— Start Listing —

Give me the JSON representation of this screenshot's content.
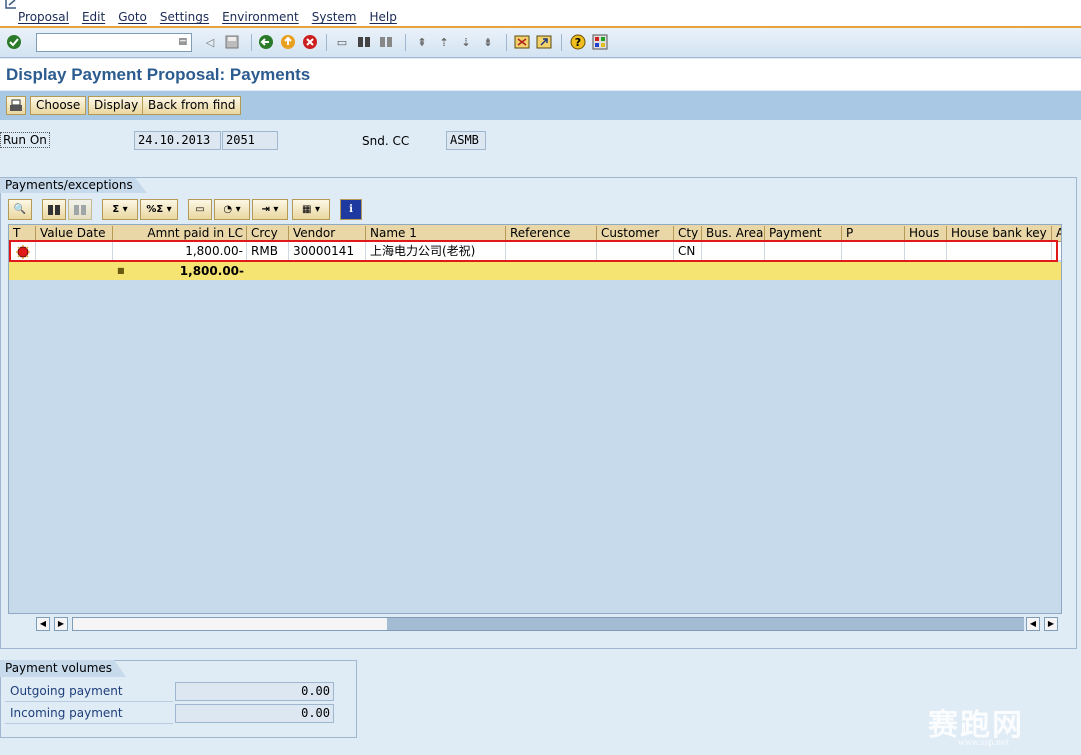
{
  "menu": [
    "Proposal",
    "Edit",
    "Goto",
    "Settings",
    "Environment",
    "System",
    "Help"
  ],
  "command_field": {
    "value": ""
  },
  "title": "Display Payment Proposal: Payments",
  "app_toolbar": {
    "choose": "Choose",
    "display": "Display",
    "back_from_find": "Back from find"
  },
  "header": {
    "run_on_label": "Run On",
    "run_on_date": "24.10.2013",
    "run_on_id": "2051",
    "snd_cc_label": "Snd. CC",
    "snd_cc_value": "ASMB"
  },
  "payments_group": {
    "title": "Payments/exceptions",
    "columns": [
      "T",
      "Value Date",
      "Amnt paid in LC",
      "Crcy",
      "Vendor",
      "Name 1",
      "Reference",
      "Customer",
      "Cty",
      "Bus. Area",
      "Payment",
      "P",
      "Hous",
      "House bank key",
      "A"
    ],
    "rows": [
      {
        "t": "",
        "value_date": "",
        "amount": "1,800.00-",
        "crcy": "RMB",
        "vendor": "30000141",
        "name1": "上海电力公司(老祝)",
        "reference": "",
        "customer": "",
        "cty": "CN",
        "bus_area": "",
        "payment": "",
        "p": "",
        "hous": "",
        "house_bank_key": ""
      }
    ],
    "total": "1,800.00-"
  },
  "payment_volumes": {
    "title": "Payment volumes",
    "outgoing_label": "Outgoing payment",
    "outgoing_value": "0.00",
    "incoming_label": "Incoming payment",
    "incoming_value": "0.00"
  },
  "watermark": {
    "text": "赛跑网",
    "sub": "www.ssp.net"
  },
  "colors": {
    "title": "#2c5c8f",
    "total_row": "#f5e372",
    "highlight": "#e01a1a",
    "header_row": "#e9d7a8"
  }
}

— End Listing —
— Start Listing —

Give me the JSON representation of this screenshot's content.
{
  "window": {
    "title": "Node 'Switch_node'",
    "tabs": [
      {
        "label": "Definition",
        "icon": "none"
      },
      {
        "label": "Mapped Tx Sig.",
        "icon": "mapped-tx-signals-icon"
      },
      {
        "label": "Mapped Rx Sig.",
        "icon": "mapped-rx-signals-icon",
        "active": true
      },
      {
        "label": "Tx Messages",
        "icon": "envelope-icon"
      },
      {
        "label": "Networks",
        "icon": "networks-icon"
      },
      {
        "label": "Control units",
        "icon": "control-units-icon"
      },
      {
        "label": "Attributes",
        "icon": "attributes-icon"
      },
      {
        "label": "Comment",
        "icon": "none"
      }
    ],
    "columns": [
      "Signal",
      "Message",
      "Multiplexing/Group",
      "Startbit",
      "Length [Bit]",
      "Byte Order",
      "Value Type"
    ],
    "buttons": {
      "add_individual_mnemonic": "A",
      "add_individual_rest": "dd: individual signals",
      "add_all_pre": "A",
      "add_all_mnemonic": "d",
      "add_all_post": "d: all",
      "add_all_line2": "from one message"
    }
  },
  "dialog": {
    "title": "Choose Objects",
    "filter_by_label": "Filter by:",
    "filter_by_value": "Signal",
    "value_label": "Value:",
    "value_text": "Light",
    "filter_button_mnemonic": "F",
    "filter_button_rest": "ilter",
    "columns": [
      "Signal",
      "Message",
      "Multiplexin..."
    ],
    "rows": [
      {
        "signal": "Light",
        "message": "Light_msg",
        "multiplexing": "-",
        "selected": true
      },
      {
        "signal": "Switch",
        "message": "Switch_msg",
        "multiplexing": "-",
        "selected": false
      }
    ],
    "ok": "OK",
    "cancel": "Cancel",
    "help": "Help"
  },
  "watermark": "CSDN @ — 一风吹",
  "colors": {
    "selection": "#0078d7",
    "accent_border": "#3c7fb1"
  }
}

— End Listing —
— Start Listing —

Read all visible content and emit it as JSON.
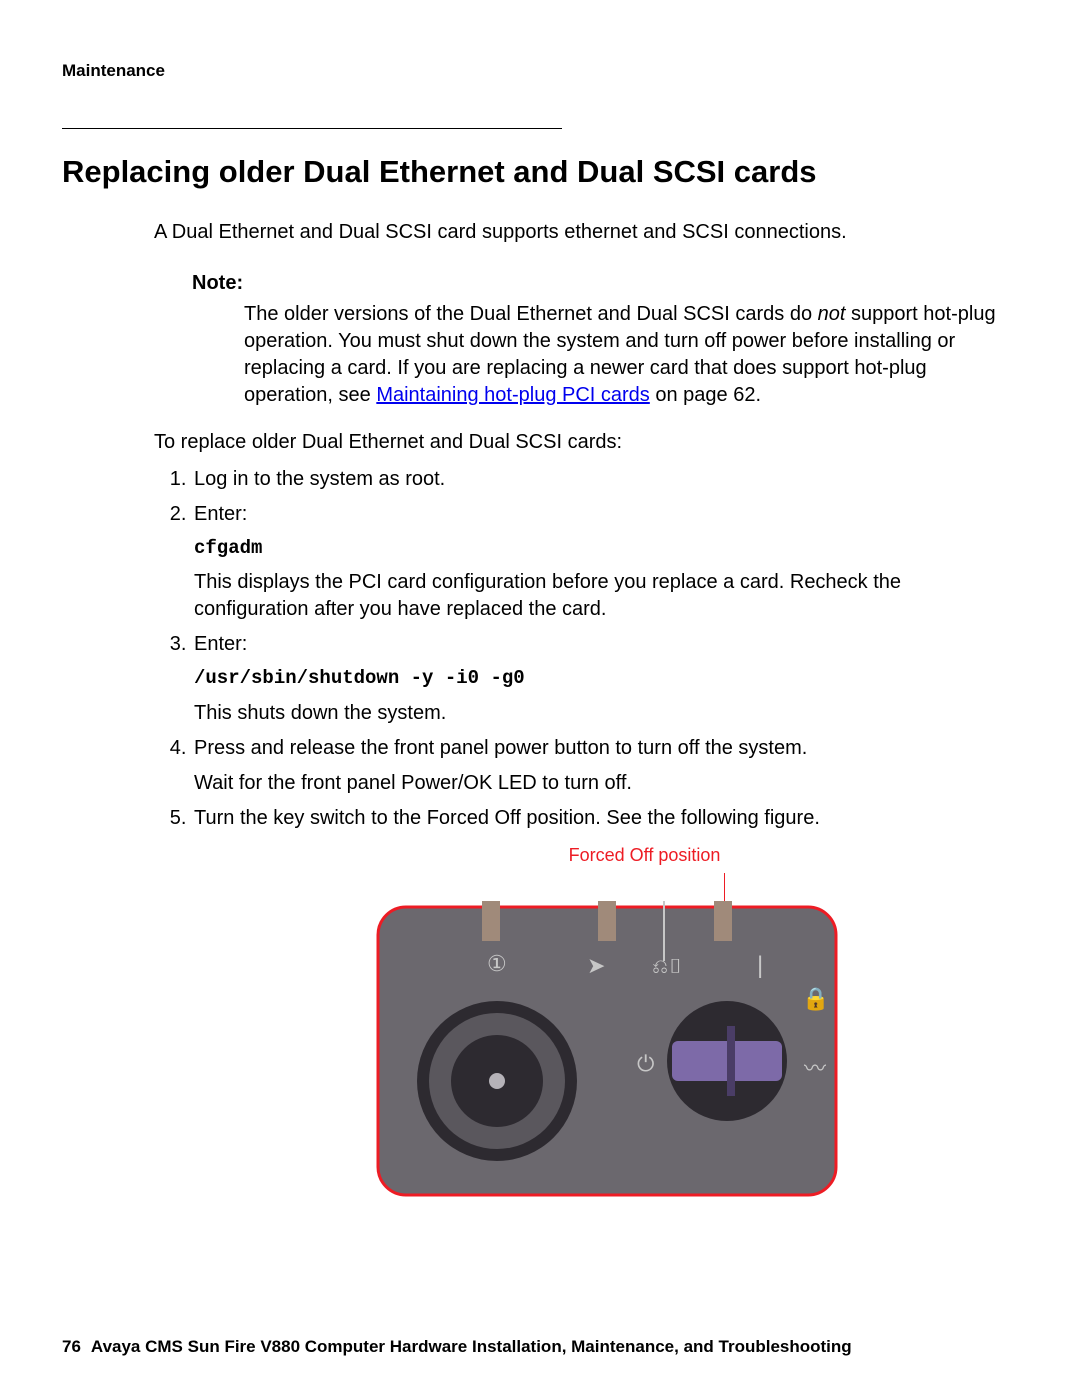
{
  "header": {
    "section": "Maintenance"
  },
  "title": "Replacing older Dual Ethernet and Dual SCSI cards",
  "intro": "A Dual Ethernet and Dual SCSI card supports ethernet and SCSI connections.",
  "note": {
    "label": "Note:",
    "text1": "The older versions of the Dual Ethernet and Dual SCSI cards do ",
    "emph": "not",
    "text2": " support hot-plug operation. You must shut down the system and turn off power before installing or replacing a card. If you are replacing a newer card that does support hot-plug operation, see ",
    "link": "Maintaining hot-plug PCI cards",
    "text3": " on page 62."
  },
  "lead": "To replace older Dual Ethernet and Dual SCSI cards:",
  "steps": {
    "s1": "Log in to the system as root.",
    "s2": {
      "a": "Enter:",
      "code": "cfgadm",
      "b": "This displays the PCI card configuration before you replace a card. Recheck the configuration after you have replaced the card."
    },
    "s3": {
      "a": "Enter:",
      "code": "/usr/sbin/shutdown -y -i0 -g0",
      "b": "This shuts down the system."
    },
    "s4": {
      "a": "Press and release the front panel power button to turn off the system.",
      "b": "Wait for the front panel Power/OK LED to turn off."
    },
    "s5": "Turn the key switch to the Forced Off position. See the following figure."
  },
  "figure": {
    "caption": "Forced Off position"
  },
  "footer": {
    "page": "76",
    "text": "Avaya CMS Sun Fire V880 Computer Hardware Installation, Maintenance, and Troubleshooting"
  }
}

— End Listing —

▶ [Work instructions]: In the listing above, find each line with the word "Choose" and copy it.

▶ [Response for this exercise]:
    "choose": "Choose",
    "title": "Choose Objects",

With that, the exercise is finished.